-- Given problem --
Output exactly, please, the lines of the records below from the one containing "Extract the structured" through the final line.

-- Entries --
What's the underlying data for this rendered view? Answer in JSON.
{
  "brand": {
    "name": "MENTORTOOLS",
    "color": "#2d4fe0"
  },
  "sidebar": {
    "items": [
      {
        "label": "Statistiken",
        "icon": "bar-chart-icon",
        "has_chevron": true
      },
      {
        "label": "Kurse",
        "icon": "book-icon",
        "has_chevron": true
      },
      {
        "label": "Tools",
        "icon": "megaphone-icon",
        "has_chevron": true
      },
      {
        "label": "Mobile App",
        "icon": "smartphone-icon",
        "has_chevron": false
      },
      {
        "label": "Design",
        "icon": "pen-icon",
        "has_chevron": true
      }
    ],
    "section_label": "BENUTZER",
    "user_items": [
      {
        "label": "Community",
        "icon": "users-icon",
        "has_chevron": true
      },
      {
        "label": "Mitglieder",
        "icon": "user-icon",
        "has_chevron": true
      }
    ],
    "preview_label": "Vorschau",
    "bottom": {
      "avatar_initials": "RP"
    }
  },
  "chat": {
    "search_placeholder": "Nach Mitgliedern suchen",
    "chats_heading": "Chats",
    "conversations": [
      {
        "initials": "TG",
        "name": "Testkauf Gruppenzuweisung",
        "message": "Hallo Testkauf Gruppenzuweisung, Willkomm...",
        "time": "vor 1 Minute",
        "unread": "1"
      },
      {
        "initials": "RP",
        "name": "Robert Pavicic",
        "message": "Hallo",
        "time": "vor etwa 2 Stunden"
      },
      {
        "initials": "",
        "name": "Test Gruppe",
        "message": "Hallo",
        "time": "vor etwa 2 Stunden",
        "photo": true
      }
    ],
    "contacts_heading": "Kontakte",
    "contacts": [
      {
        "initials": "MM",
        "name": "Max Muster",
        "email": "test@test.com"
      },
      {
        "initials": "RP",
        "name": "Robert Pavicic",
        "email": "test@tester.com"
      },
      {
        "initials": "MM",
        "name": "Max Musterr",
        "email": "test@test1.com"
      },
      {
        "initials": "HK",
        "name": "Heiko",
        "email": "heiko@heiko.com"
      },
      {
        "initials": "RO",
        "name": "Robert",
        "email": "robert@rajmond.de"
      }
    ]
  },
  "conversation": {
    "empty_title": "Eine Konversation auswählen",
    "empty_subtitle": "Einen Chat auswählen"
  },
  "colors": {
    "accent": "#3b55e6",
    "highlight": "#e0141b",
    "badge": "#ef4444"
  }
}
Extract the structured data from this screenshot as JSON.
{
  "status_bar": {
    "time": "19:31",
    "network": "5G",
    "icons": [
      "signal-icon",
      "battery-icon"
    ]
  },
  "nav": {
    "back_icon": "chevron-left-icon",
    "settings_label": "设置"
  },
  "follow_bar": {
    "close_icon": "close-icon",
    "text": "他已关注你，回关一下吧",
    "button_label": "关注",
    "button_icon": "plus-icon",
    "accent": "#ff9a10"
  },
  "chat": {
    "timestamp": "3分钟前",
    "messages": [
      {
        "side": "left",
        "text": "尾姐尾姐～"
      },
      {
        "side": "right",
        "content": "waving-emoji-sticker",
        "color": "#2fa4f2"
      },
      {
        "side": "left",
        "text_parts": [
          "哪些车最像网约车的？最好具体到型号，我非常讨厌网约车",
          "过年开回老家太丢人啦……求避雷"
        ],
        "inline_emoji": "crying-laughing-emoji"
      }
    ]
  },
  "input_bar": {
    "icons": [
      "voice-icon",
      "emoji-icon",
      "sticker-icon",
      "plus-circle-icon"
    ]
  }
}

-- Solution --
Extract the structured data from this screenshot as JSON.
{
  "status_bar": {
    "time": "19:31",
    "network": "5G",
    "icons": [
      "signal-icon",
      "battery-icon"
    ]
  },
  "nav": {
    "back_icon": "chevron-left-icon",
    "settings_label": "设置"
  },
  "follow_bar": {
    "close_icon": "close-icon",
    "text": "他已关注你，回关一下吧",
    "button_label": "关注",
    "button_icon": "plus-icon",
    "accent": "#ff9a10"
  },
  "chat": {
    "timestamp": "3分钟前",
    "messages": [
      {
        "side": "left",
        "text": "尾姐尾姐～"
      },
      {
        "side": "right",
        "content": "waving-emoji-sticker",
        "color": "#2fa4f2"
      },
      {
        "side": "left",
        "text_parts": [
          "哪些车最像网约车的？最好具体到型号，我非常讨厌网约车",
          "过年开回老家太丢人啦……求避雷"
        ],
        "inline_emoji": "crying-laughing-emoji"
      }
    ]
  },
  "input_bar": {
    "icons": [
      "voice-icon",
      "emoji-icon",
      "sticker-icon",
      "plus-circle-icon"
    ]
  }
}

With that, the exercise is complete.